What to work on: Rewrite each of the rows below, changing every "cell-quantity" to "cell-amount" and leaving everything else unchanged.

Records for the task:
(begin)

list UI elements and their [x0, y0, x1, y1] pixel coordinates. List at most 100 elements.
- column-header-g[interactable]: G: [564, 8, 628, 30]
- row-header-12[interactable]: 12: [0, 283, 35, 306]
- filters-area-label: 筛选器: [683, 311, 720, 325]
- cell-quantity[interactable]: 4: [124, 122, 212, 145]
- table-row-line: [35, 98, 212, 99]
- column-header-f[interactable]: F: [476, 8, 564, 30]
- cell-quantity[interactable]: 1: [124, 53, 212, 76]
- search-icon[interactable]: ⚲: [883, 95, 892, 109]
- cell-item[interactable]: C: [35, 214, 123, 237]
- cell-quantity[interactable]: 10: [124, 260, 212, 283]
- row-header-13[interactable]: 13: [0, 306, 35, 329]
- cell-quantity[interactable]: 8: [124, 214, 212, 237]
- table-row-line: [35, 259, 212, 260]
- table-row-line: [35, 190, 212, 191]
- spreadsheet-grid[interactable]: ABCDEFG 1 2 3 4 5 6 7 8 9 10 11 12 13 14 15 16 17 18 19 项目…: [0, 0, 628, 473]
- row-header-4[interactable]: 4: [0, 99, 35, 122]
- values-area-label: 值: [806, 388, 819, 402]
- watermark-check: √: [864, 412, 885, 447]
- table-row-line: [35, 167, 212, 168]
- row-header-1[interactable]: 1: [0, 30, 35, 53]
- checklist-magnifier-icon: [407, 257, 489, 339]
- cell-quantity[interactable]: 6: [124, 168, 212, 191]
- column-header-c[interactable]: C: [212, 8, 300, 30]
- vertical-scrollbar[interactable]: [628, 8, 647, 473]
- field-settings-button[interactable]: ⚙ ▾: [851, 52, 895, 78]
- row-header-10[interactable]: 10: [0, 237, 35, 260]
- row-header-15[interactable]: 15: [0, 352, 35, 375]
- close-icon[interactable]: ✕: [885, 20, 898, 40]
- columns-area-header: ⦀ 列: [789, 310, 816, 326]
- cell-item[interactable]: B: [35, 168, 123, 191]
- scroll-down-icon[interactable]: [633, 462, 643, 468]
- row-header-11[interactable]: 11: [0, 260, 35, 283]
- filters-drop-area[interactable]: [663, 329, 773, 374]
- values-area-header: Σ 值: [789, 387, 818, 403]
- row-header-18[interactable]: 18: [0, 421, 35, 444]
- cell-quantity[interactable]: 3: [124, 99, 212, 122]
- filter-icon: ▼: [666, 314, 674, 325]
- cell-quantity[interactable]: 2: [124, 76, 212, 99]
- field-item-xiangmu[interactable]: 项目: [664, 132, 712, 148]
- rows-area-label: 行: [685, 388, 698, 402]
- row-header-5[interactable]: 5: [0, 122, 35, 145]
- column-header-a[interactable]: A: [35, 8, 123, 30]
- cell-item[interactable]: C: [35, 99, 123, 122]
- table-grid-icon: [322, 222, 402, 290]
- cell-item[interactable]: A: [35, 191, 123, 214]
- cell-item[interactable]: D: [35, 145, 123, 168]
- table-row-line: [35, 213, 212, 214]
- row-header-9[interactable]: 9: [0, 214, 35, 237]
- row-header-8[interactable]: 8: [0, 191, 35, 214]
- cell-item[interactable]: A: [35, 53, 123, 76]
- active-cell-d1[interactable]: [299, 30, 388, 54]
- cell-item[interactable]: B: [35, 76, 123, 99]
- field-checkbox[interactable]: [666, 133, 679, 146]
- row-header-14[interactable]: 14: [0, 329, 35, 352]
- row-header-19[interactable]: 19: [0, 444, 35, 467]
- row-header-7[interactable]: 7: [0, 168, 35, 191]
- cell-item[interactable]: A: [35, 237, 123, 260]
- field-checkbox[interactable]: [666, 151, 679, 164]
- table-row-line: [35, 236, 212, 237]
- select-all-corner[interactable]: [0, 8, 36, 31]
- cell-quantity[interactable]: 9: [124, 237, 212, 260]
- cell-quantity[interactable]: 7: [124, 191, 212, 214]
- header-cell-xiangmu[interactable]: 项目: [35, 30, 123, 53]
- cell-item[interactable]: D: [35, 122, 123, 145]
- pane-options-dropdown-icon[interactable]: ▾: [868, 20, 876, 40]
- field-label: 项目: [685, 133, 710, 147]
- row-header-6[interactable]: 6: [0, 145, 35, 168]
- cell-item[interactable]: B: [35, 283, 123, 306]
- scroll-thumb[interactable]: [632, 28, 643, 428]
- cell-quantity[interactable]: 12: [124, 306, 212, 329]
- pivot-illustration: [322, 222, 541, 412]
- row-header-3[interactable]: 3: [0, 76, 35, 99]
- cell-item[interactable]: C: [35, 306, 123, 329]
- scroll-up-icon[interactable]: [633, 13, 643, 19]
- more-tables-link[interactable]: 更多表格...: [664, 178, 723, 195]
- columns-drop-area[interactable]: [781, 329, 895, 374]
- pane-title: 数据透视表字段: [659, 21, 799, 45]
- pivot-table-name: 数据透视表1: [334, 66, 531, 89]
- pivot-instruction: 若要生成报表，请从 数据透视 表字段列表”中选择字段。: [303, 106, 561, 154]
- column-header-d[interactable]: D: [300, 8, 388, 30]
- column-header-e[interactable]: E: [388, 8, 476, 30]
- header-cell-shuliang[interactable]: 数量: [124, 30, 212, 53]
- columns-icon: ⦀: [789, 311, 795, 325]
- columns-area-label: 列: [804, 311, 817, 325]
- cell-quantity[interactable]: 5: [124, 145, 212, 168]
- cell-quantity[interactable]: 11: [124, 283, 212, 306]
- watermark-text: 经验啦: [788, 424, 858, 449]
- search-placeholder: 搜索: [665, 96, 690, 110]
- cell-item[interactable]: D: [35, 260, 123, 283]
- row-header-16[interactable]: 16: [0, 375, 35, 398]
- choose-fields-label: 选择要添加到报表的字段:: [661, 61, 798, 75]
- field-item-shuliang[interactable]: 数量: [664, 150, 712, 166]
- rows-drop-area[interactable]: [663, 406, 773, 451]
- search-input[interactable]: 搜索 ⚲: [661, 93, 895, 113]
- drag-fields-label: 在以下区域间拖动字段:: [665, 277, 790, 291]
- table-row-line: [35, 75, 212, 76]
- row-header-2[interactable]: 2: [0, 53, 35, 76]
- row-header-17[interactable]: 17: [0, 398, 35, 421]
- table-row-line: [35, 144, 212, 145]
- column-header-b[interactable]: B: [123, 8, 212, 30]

(end)

Correct response:
list UI elements and their [x0, y0, x1, y1] pixel coordinates. List at most 100 elements.
- column-header-g[interactable]: G: [564, 8, 628, 30]
- row-header-12[interactable]: 12: [0, 283, 35, 306]
- filters-area-label: 筛选器: [683, 311, 720, 325]
- cell-amount[interactable]: 4: [124, 122, 212, 145]
- table-row-line: [35, 98, 212, 99]
- column-header-f[interactable]: F: [476, 8, 564, 30]
- cell-amount[interactable]: 1: [124, 53, 212, 76]
- search-icon[interactable]: ⚲: [883, 95, 892, 109]
- cell-item[interactable]: C: [35, 214, 123, 237]
- cell-amount[interactable]: 10: [124, 260, 212, 283]
- row-header-13[interactable]: 13: [0, 306, 35, 329]
- cell-amount[interactable]: 8: [124, 214, 212, 237]
- table-row-line: [35, 259, 212, 260]
- table-row-line: [35, 190, 212, 191]
- spreadsheet-grid[interactable]: ABCDEFG 1 2 3 4 5 6 7 8 9 10 11 12 13 14 15 16 17 18 19 项目…: [0, 0, 628, 473]
- row-header-4[interactable]: 4: [0, 99, 35, 122]
- values-area-label: 值: [806, 388, 819, 402]
- watermark-check: √: [864, 412, 885, 447]
- table-row-line: [35, 167, 212, 168]
- row-header-1[interactable]: 1: [0, 30, 35, 53]
- checklist-magnifier-icon: [407, 257, 489, 339]
- cell-amount[interactable]: 6: [124, 168, 212, 191]
- column-header-c[interactable]: C: [212, 8, 300, 30]
- vertical-scrollbar[interactable]: [628, 8, 647, 473]
- field-settings-button[interactable]: ⚙ ▾: [851, 52, 895, 78]
- row-header-10[interactable]: 10: [0, 237, 35, 260]
- row-header-15[interactable]: 15: [0, 352, 35, 375]
- close-icon[interactable]: ✕: [885, 20, 898, 40]
- columns-area-header: ⦀ 列: [789, 310, 816, 326]
- cell-item[interactable]: B: [35, 168, 123, 191]
- scroll-down-icon[interactable]: [633, 462, 643, 468]
- row-header-11[interactable]: 11: [0, 260, 35, 283]
- filters-drop-area[interactable]: [663, 329, 773, 374]
- values-area-header: Σ 值: [789, 387, 818, 403]
- row-header-18[interactable]: 18: [0, 421, 35, 444]
- cell-amount[interactable]: 3: [124, 99, 212, 122]
- filter-icon: ▼: [666, 314, 674, 325]
- cell-amount[interactable]: 2: [124, 76, 212, 99]
- field-item-xiangmu[interactable]: 项目: [664, 132, 712, 148]
- rows-area-label: 行: [685, 388, 698, 402]
- row-header-5[interactable]: 5: [0, 122, 35, 145]
- column-header-a[interactable]: A: [35, 8, 123, 30]
- cell-item[interactable]: C: [35, 99, 123, 122]
- table-grid-icon: [322, 222, 402, 290]
- cell-item[interactable]: A: [35, 191, 123, 214]
- cell-item[interactable]: D: [35, 145, 123, 168]
- table-row-line: [35, 213, 212, 214]
- row-header-9[interactable]: 9: [0, 214, 35, 237]
- row-header-8[interactable]: 8: [0, 191, 35, 214]
- cell-item[interactable]: A: [35, 53, 123, 76]
- active-cell-d1[interactable]: [299, 30, 388, 54]
- cell-item[interactable]: B: [35, 76, 123, 99]
- field-checkbox[interactable]: [666, 133, 679, 146]
- row-header-14[interactable]: 14: [0, 329, 35, 352]
- row-header-19[interactable]: 19: [0, 444, 35, 467]
- row-header-7[interactable]: 7: [0, 168, 35, 191]
- cell-item[interactable]: A: [35, 237, 123, 260]
- field-checkbox[interactable]: [666, 151, 679, 164]
- table-row-line: [35, 236, 212, 237]
- select-all-corner[interactable]: [0, 8, 36, 31]
- cell-amount[interactable]: 9: [124, 237, 212, 260]
- cell-amount[interactable]: 7: [124, 191, 212, 214]
- header-cell-xiangmu[interactable]: 项目: [35, 30, 123, 53]
- cell-item[interactable]: D: [35, 122, 123, 145]
- pane-options-dropdown-icon[interactable]: ▾: [868, 20, 876, 40]
- field-label: 项目: [685, 133, 710, 147]
- row-header-6[interactable]: 6: [0, 145, 35, 168]
- cell-item[interactable]: B: [35, 283, 123, 306]
- scroll-thumb[interactable]: [632, 28, 643, 428]
- cell-amount[interactable]: 12: [124, 306, 212, 329]
- pivot-illustration: [322, 222, 541, 412]
- row-header-3[interactable]: 3: [0, 76, 35, 99]
- cell-item[interactable]: C: [35, 306, 123, 329]
- scroll-up-icon[interactable]: [633, 13, 643, 19]
- more-tables-link[interactable]: 更多表格...: [664, 178, 723, 195]
- columns-drop-area[interactable]: [781, 329, 895, 374]
- pane-title: 数据透视表字段: [659, 21, 799, 45]
- pivot-table-name: 数据透视表1: [334, 66, 531, 89]
- pivot-instruction: 若要生成报表，请从 数据透视 表字段列表”中选择字段。: [303, 106, 561, 154]
- column-header-d[interactable]: D: [300, 8, 388, 30]
- column-header-e[interactable]: E: [388, 8, 476, 30]
- header-cell-shuliang[interactable]: 数量: [124, 30, 212, 53]
- columns-icon: ⦀: [789, 311, 795, 325]
- columns-area-label: 列: [804, 311, 817, 325]
- cell-amount[interactable]: 5: [124, 145, 212, 168]
- cell-amount[interactable]: 11: [124, 283, 212, 306]
- watermark-text: 经验啦: [788, 424, 858, 449]
- search-placeholder: 搜索: [665, 96, 690, 110]
- cell-item[interactable]: D: [35, 260, 123, 283]
- row-header-16[interactable]: 16: [0, 375, 35, 398]
- choose-fields-label: 选择要添加到报表的字段:: [661, 61, 798, 75]
- field-item-shuliang[interactable]: 数量: [664, 150, 712, 166]
- rows-drop-area[interactable]: [663, 406, 773, 451]
- search-input[interactable]: 搜索 ⚲: [661, 93, 895, 113]
- drag-fields-label: 在以下区域间拖动字段:: [665, 277, 790, 291]
- table-row-line: [35, 75, 212, 76]
- row-header-2[interactable]: 2: [0, 53, 35, 76]
- row-header-17[interactable]: 17: [0, 398, 35, 421]
- table-row-line: [35, 144, 212, 145]
- column-header-b[interactable]: B: [123, 8, 212, 30]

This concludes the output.